* [TASK STATEMENT]
Transcribe all of the records word for word, but omit the pictures.

* [LISTED RECORDS]

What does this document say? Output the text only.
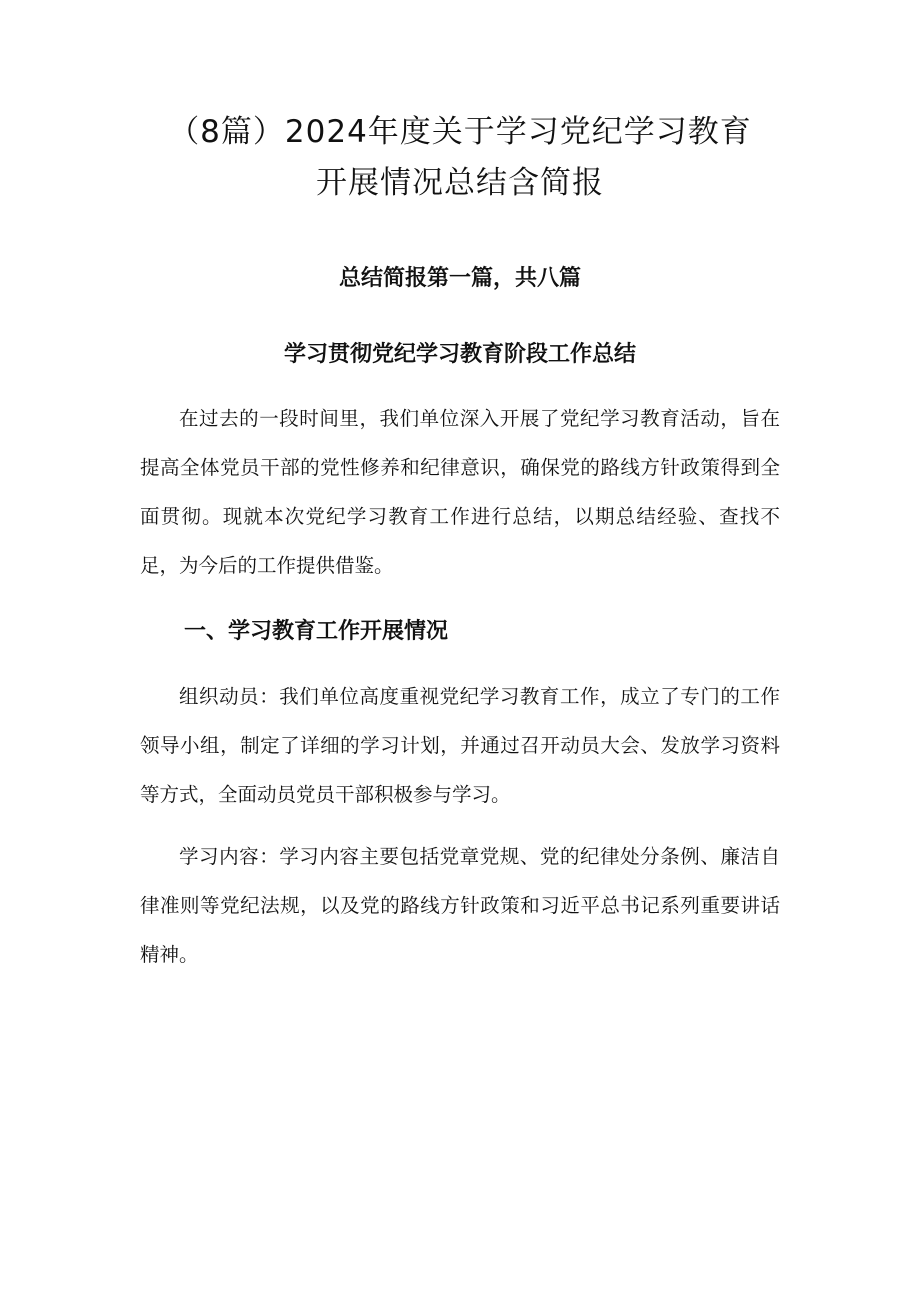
（8篇）2024年度关于学习党纪学习教育
开展情况总结含简报
总结简报第一篇，共八篇
学习贯彻党纪学习教育阶段工作总结

在过去的一段时间里，我们单位深入开展了党纪学习教育活动，旨在提高全体党员干部的党性修养和纪律意识，确保党的路线方针政策得到全面贯彻。现就本次党纪学习教育工作进行总结，以期总结经验、查找不足，为今后的工作提供借鉴。

一、学习教育工作开展情况

组织动员：我们单位高度重视党纪学习教育工作，成立了专门的工作领导小组，制定了详细的学习计划，并通过召开动员大会、发放学习资料等方式，全面动员党员干部积极参与学习。

学习内容：学习内容主要包括党章党规、党的纪律处分条例、廉洁自律准则等党纪法规，以及党的路线方针政策和习近平总书记系列重要讲话精神。
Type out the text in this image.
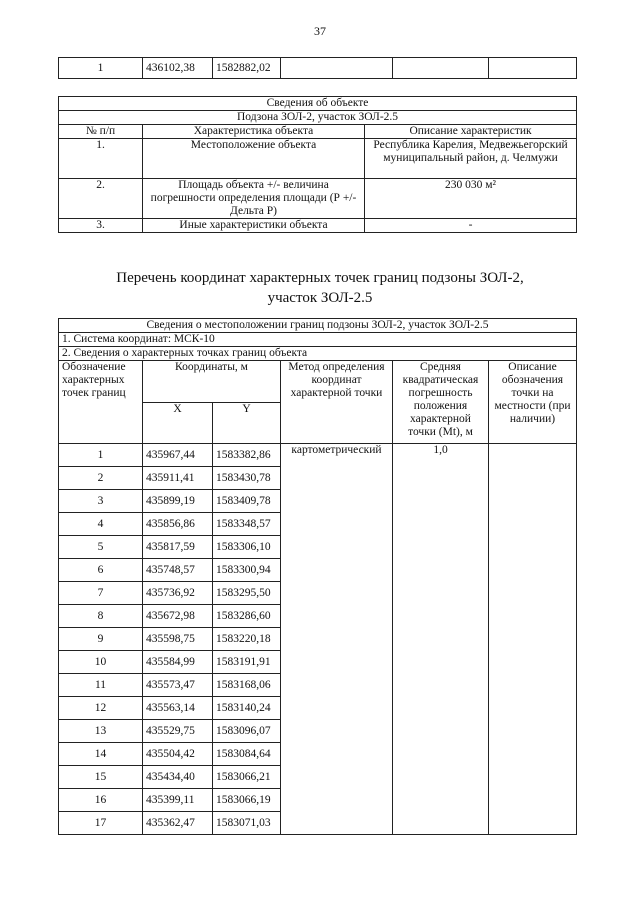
37
1	436102,38	1582882,02			
Сведения об объекте		
Подзона ЗОЛ-2, участок ЗОЛ-2.5		
№ п/п	Характеристика объекта	Описание характеристик
1.	Местоположение объекта	Республика Карелия, Медвежьегорский муниципальный район, д. Челмужи
2.	Площадь объекта +/- величина погрешности определения площади (Р +/- Дельта Р)	230 030 м²
3.	Иные характеристики объекта	-
Перечень координат характерных точек границ подзоны ЗОЛ-2,
участок ЗОЛ-2.5
Сведения о местоположении границ подзоны ЗОЛ-2, участок ЗОЛ-2.5					
1. Система координат: МСК-10					
2. Сведения о характерных точках границ объекта					
Обозначение характерных точек границ	Координаты, м		Метод определения координат характерной точки	Средняя квадратическая погрешность положения характерной точки (Mt), м	Описание обозначения точки на местности (при наличии)
	X	Y			
1	435967,44	1583382,86	картометрический	1,0	
2	435911,41	1583430,78			
3	435899,19	1583409,78			
4	435856,86	1583348,57			
5	435817,59	1583306,10			
6	435748,57	1583300,94			
7	435736,92	1583295,50			
8	435672,98	1583286,60			
9	435598,75	1583220,18			
10	435584,99	1583191,91			
11	435573,47	1583168,06			
12	435563,14	1583140,24			
13	435529,75	1583096,07			
14	435504,42	1583084,64			
15	435434,40	1583066,21			
16	435399,11	1583066,19			
17	435362,47	1583071,03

* [OUTPUT OF THE TASK]
What does this document say? Output the text only.
（8篇）2024年度关于学习党纪学习教育
开展情况总结含简报
总结简报第一篇，共八篇
学习贯彻党纪学习教育阶段工作总结

在过去的一段时间里，我们单位深入开展了党纪学习教育活动，旨在提高全体党员干部的党性修养和纪律意识，确保党的路线方针政策得到全面贯彻。现就本次党纪学习教育工作进行总结，以期总结经验、查找不足，为今后的工作提供借鉴。

一、学习教育工作开展情况

组织动员：我们单位高度重视党纪学习教育工作，成立了专门的工作领导小组，制定了详细的学习计划，并通过召开动员大会、发放学习资料等方式，全面动员党员干部积极参与学习。

学习内容：学习内容主要包括党章党规、党的纪律处分条例、廉洁自律准则等党纪法规，以及党的路线方针政策和习近平总书记系列重要讲话精神。
Type out the text in this image.
37
1	436102,38	1582882,02			
Сведения об объекте		
Подзона ЗОЛ-2, участок ЗОЛ-2.5		
№ п/п	Характеристика объекта	Описание характеристик
1.	Местоположение объекта	Республика Карелия, Медвежьегорский муниципальный район, д. Челмужи
2.	Площадь объекта +/- величина погрешности определения площади (Р +/- Дельта Р)	230 030 м²
3.	Иные характеристики объекта	-
Перечень координат характерных точек границ подзоны ЗОЛ-2,
участок ЗОЛ-2.5
Сведения о местоположении границ подзоны ЗОЛ-2, участок ЗОЛ-2.5					
1. Система координат: МСК-10					
2. Сведения о характерных точках границ объекта					
Обозначение характерных точек границ	Координаты, м		Метод определения координат характерной точки	Средняя квадратическая погрешность положения характерной точки (Mt), м	Описание обозначения точки на местности (при наличии)
	X	Y			
1	435967,44	1583382,86	картометрический	1,0	
2	435911,41	1583430,78			
3	435899,19	1583409,78			
4	435856,86	1583348,57			
5	435817,59	1583306,10			
6	435748,57	1583300,94			
7	435736,92	1583295,50			
8	435672,98	1583286,60			
9	435598,75	1583220,18			
10	435584,99	1583191,91			
11	435573,47	1583168,06			
12	435563,14	1583140,24			
13	435529,75	1583096,07			
14	435504,42	1583084,64			
15	435434,40	1583066,21			
16	435399,11	1583066,19			
17	435362,47	1583071,03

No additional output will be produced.